WRITTEN PROBLEM:
Can you rewrite everything from the row containing "pie-labels: JAPAN 24.4" down to the row containing "table-cell: 76.3 — [271, 732, 329, 762]", changing every "binding-ring" to "coil-ring" and leaving the rest untouched?

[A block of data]
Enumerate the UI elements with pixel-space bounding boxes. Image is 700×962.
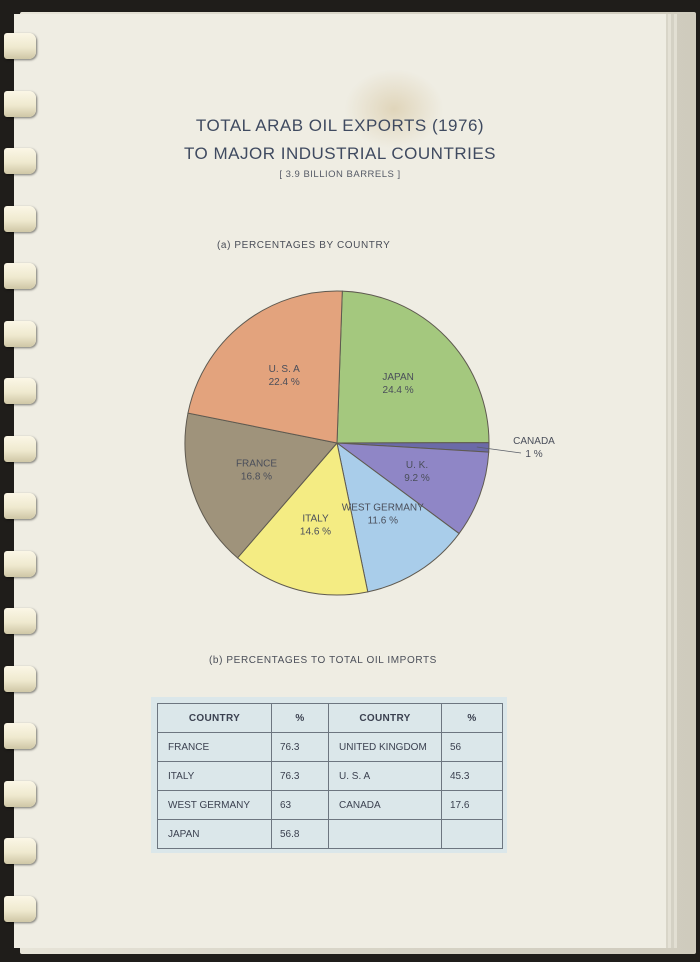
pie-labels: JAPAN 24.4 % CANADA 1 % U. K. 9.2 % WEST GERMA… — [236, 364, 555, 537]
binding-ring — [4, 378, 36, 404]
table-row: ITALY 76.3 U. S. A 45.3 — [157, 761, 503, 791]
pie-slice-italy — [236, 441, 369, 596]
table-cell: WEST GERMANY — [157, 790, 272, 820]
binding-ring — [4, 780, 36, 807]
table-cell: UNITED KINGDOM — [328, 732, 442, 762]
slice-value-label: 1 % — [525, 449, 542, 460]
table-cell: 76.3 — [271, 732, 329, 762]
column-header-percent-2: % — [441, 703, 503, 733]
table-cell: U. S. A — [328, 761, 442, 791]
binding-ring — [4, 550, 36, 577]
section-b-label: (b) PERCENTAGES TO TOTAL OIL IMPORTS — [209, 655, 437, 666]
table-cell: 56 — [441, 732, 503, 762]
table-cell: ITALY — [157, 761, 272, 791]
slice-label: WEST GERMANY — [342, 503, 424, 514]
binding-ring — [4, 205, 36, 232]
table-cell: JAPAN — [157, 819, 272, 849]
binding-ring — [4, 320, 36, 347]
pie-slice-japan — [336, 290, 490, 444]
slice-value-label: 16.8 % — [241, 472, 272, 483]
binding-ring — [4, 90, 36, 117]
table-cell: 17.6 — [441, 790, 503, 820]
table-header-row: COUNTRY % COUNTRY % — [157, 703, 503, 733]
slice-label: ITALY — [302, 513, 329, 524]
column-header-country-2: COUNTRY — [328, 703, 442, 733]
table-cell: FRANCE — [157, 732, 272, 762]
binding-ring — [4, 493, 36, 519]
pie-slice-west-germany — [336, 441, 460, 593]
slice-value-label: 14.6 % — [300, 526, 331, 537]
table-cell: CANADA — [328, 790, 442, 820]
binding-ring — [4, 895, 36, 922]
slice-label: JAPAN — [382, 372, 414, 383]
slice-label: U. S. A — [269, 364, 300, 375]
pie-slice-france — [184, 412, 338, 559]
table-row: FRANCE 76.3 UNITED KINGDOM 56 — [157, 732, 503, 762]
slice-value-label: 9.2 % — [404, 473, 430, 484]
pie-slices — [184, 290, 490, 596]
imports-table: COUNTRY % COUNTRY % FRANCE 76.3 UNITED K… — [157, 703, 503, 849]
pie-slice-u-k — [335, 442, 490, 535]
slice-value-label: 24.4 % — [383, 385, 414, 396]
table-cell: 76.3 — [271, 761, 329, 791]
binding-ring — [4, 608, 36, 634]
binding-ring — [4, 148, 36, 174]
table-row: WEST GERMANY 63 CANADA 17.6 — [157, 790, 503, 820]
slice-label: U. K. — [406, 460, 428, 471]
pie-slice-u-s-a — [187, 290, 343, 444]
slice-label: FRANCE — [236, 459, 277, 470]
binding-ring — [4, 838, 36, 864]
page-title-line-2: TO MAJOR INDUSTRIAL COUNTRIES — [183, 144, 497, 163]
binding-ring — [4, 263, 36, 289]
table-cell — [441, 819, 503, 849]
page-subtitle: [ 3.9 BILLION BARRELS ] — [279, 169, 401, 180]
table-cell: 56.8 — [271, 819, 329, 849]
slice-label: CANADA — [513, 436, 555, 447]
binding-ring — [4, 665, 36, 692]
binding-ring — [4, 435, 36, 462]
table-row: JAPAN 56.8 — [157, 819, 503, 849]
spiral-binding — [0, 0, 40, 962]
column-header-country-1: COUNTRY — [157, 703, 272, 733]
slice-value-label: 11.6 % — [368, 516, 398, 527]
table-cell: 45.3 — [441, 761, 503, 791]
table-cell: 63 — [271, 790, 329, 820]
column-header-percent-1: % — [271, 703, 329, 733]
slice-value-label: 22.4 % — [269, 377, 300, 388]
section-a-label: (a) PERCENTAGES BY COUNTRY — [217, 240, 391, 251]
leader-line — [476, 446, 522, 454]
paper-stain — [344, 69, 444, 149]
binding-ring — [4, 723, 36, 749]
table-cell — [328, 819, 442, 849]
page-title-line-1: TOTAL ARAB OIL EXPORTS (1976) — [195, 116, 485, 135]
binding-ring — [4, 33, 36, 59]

COMPLETED TASK:
pie-labels: JAPAN 24.4 % CANADA 1 % U. K. 9.2 % WEST GERMA… — [236, 364, 555, 537]
coil-ring — [4, 378, 36, 404]
table-row: ITALY 76.3 U. S. A 45.3 — [157, 761, 503, 791]
pie-slice-italy — [236, 441, 369, 596]
table-cell: WEST GERMANY — [157, 790, 272, 820]
coil-ring — [4, 780, 36, 807]
table-cell: UNITED KINGDOM — [328, 732, 442, 762]
slice-value-label: 1 % — [525, 449, 542, 460]
table-cell: 76.3 — [271, 732, 329, 762]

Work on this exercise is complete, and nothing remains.